What is required
Could you quote every one of the items below, line for line, without changing a single character?

Records for processing

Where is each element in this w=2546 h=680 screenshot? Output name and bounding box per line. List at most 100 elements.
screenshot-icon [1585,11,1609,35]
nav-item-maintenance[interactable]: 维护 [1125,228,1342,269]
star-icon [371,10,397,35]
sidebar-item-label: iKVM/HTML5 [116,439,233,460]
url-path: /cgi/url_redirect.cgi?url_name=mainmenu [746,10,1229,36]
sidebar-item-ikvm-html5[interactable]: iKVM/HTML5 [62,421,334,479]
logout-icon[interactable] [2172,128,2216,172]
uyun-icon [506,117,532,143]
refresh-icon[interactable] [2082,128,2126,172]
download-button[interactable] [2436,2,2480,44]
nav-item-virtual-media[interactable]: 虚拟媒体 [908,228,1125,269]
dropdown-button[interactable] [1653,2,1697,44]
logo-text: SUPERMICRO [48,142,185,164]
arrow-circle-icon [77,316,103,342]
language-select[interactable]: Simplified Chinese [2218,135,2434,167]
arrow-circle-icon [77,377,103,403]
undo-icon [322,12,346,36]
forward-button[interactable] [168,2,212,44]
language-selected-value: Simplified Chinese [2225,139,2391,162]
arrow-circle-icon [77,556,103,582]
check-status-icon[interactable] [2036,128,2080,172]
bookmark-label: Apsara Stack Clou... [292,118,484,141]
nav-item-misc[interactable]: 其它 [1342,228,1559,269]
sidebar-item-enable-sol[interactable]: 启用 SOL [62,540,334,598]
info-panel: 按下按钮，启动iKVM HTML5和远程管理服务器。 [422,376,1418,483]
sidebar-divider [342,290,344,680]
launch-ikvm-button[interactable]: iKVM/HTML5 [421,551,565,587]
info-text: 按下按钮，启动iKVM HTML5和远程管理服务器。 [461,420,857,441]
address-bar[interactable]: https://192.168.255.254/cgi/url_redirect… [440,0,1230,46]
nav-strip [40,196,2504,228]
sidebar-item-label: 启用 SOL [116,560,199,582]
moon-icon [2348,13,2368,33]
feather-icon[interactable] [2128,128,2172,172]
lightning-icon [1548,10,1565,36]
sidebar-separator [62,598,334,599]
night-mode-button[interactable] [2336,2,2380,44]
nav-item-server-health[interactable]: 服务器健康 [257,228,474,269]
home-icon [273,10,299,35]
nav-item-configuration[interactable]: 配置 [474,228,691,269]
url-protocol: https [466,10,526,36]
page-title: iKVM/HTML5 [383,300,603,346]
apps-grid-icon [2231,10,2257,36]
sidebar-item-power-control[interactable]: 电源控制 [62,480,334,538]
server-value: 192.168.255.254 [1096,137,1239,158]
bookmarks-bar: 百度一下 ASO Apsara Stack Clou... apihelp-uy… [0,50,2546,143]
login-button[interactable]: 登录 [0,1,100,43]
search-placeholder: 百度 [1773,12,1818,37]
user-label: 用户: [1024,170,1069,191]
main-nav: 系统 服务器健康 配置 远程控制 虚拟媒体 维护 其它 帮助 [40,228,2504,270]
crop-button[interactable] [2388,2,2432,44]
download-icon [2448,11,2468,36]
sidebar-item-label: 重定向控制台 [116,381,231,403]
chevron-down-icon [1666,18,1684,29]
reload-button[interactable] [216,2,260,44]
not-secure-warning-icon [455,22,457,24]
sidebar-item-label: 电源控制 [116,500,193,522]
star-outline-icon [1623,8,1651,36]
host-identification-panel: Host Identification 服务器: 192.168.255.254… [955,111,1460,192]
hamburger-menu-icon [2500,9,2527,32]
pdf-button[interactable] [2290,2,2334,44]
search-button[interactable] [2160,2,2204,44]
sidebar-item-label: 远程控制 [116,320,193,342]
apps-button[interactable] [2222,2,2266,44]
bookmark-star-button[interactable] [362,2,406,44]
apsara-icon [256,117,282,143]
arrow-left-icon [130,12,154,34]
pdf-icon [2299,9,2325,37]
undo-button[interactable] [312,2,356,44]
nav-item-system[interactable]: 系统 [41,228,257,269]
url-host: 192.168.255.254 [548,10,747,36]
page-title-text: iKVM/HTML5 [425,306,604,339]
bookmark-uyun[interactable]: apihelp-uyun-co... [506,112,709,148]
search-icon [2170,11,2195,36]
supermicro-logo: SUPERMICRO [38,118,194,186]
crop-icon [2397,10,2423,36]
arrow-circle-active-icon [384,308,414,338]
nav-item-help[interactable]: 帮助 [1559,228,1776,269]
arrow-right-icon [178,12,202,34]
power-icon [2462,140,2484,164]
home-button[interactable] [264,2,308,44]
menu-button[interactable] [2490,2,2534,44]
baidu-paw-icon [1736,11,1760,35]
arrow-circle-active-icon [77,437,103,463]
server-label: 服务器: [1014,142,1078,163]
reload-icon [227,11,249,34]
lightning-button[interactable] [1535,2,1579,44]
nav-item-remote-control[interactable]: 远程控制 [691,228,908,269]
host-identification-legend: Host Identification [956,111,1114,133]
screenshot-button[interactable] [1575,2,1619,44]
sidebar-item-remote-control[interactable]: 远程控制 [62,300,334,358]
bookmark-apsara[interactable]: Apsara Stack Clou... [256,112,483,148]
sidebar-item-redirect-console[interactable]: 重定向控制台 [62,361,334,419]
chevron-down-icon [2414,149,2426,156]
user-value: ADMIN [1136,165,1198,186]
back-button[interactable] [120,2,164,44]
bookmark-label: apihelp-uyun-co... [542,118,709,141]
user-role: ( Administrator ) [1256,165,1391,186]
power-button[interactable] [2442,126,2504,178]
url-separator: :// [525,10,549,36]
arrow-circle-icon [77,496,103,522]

Response to this exercise
Where is each element in this w=2546 h=680 screenshot? Output name and bounding box per line. List at most 100 elements.
screenshot-icon [1585,11,1609,35]
nav-item-maintenance[interactable]: 维护 [1125,228,1342,269]
star-icon [371,10,397,35]
sidebar-item-label: iKVM/HTML5 [116,439,233,460]
url-path: /cgi/url_redirect.cgi?url_name=mainmenu [746,10,1229,36]
sidebar-item-ikvm-html5[interactable]: iKVM/HTML5 [62,421,334,479]
logout-icon[interactable] [2172,128,2216,172]
uyun-icon [506,117,532,143]
refresh-icon[interactable] [2082,128,2126,172]
download-button[interactable] [2436,2,2480,44]
nav-item-virtual-media[interactable]: 虚拟媒体 [908,228,1125,269]
dropdown-button[interactable] [1653,2,1697,44]
logo-text: SUPERMICRO [48,142,185,164]
arrow-circle-icon [77,316,103,342]
language-select[interactable]: Simplified Chinese [2218,135,2434,167]
arrow-circle-icon [77,377,103,403]
undo-icon [322,12,346,36]
forward-button[interactable] [168,2,212,44]
language-selected-value: Simplified Chinese [2225,139,2391,162]
arrow-circle-icon [77,556,103,582]
check-status-icon[interactable] [2036,128,2080,172]
bookmark-label: Apsara Stack Clou... [292,118,484,141]
nav-item-misc[interactable]: 其它 [1342,228,1559,269]
sidebar-item-enable-sol[interactable]: 启用 SOL [62,540,334,598]
info-panel: 按下按钮，启动iKVM HTML5和远程管理服务器。 [422,376,1418,483]
sidebar-divider [342,290,344,680]
launch-ikvm-button[interactable]: iKVM/HTML5 [421,551,565,587]
info-text: 按下按钮，启动iKVM HTML5和远程管理服务器。 [461,420,857,441]
address-bar[interactable]: https://192.168.255.254/cgi/url_redirect… [440,0,1230,46]
nav-strip [40,196,2504,228]
sidebar-item-label: 启用 SOL [116,560,199,582]
moon-icon [2348,13,2368,33]
feather-icon[interactable] [2128,128,2172,172]
lightning-icon [1548,10,1565,36]
sidebar-separator [62,598,334,599]
night-mode-button[interactable] [2336,2,2380,44]
nav-item-server-health[interactable]: 服务器健康 [257,228,474,269]
home-icon [273,10,299,35]
nav-item-configuration[interactable]: 配置 [474,228,691,269]
url-protocol: https [466,10,526,36]
page-title: iKVM/HTML5 [383,300,603,346]
apps-grid-icon [2231,10,2257,36]
sidebar-item-power-control[interactable]: 电源控制 [62,480,334,538]
server-value: 192.168.255.254 [1096,137,1239,158]
bookmarks-bar: 百度一下 ASO Apsara Stack Clou... apihelp-uy… [0,50,2546,143]
login-button[interactable]: 登录 [0,1,100,43]
search-placeholder: 百度 [1773,12,1818,37]
user-label: 用户: [1024,170,1069,191]
main-nav: 系统 服务器健康 配置 远程控制 虚拟媒体 维护 其它 帮助 [40,228,2504,270]
crop-button[interactable] [2388,2,2432,44]
download-icon [2448,11,2468,36]
sidebar-item-label: 重定向控制台 [116,381,231,403]
chevron-down-icon [1666,18,1684,29]
reload-button[interactable] [216,2,260,44]
not-secure-warning-icon [455,22,457,24]
sidebar-item-label: 电源控制 [116,500,193,522]
star-outline-icon [1623,8,1651,36]
host-identification-panel: Host Identification 服务器: 192.168.255.254… [955,111,1460,192]
hamburger-menu-icon [2500,9,2527,32]
pdf-button[interactable] [2290,2,2334,44]
search-button[interactable] [2160,2,2204,44]
sidebar-item-label: 远程控制 [116,320,193,342]
apps-button[interactable] [2222,2,2266,44]
bookmark-star-button[interactable] [362,2,406,44]
apsara-icon [256,117,282,143]
arrow-left-icon [130,12,154,34]
pdf-icon [2299,9,2325,37]
undo-button[interactable] [312,2,356,44]
nav-item-system[interactable]: 系统 [41,228,257,269]
url-host: 192.168.255.254 [548,10,747,36]
page-title-text: iKVM/HTML5 [425,306,604,339]
bookmark-uyun[interactable]: apihelp-uyun-co... [506,112,709,148]
search-icon [2170,11,2195,36]
supermicro-logo: SUPERMICRO [38,118,194,186]
crop-icon [2397,10,2423,36]
arrow-circle-active-icon [384,308,414,338]
nav-item-help[interactable]: 帮助 [1559,228,1776,269]
arrow-right-icon [178,12,202,34]
power-icon [2462,140,2484,164]
home-button[interactable] [264,2,308,44]
menu-button[interactable] [2490,2,2534,44]
baidu-paw-icon [1736,11,1760,35]
arrow-circle-active-icon [77,437,103,463]
server-label: 服务器: [1014,142,1078,163]
reload-icon [227,11,249,34]
lightning-button[interactable] [1535,2,1579,44]
nav-item-remote-control[interactable]: 远程控制 [691,228,908,269]
host-identification-legend: Host Identification [956,111,1114,133]
screenshot-button[interactable] [1575,2,1619,44]
sidebar-item-remote-control[interactable]: 远程控制 [62,300,334,358]
bookmark-apsara[interactable]: Apsara Stack Clou... [256,112,483,148]
sidebar-item-redirect-console[interactable]: 重定向控制台 [62,361,334,419]
chevron-down-icon [2414,149,2426,156]
user-value: ADMIN [1136,165,1198,186]
back-button[interactable] [120,2,164,44]
bookmark-label: apihelp-uyun-co... [542,118,709,141]
user-role: ( Administrator ) [1256,165,1391,186]
power-button[interactable] [2442,126,2504,178]
url-separator: :// [525,10,549,36]
arrow-circle-icon [77,496,103,522]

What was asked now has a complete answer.